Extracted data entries
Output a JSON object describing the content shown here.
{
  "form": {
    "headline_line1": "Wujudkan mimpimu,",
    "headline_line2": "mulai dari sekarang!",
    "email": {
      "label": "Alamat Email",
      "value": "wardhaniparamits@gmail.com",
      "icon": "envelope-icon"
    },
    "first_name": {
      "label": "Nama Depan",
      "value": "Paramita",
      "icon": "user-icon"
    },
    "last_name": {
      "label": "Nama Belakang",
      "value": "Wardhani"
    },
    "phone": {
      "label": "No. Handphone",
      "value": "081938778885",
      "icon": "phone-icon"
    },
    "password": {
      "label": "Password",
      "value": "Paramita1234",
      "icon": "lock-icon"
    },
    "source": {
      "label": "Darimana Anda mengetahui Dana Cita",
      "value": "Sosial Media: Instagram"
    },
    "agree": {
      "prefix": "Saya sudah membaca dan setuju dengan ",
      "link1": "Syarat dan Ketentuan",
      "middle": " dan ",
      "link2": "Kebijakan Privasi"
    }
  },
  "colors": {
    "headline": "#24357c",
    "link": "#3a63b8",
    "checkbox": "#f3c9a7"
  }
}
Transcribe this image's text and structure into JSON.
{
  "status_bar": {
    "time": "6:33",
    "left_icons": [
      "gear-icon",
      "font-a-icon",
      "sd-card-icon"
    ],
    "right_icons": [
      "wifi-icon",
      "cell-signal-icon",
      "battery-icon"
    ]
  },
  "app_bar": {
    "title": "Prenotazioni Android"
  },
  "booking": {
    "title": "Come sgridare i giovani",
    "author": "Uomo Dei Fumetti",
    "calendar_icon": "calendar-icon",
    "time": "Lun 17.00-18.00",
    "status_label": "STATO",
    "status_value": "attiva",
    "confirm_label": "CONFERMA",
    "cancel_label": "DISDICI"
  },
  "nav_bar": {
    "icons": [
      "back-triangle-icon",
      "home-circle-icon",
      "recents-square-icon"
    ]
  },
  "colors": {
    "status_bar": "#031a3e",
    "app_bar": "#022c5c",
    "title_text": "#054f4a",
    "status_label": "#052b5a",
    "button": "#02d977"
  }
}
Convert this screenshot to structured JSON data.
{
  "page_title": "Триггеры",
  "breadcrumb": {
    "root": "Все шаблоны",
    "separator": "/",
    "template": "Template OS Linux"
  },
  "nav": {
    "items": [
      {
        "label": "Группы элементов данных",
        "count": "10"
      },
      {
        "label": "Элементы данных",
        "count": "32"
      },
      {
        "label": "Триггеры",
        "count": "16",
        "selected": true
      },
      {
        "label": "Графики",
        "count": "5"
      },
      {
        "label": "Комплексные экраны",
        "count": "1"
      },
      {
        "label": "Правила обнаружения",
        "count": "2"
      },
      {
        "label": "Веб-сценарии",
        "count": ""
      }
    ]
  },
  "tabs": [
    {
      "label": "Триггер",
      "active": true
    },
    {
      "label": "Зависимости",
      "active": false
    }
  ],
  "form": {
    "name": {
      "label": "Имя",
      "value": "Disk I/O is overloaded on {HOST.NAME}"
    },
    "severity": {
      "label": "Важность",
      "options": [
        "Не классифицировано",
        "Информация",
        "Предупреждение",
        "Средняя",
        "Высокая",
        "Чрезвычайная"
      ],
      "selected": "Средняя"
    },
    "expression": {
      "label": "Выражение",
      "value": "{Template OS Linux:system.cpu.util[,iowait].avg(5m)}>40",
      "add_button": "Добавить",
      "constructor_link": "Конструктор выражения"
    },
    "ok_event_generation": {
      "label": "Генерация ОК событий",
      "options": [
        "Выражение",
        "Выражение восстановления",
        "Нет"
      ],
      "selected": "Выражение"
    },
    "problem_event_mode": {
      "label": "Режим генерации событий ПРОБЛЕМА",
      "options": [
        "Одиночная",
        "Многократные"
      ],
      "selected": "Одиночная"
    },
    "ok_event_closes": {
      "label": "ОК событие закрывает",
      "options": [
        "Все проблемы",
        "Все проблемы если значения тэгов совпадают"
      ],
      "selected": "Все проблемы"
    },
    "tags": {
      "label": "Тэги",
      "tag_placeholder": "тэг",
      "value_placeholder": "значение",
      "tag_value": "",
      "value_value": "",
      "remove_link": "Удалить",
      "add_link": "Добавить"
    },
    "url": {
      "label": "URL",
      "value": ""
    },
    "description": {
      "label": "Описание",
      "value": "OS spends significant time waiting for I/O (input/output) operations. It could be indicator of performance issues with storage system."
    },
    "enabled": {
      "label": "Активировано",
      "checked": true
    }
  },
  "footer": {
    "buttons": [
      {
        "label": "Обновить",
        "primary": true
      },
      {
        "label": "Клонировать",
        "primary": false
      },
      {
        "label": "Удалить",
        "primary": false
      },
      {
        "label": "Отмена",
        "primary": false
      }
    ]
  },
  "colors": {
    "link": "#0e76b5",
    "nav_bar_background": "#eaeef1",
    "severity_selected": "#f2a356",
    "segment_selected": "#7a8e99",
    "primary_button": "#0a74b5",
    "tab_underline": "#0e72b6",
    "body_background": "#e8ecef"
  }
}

• TASK INSTRUCTIONS
Pick out and copy every line that contains the word "Добавить".

• SOLUTION FOR THIS TASK
      "add_button": "Добавить",
      "add_link": "Добавить"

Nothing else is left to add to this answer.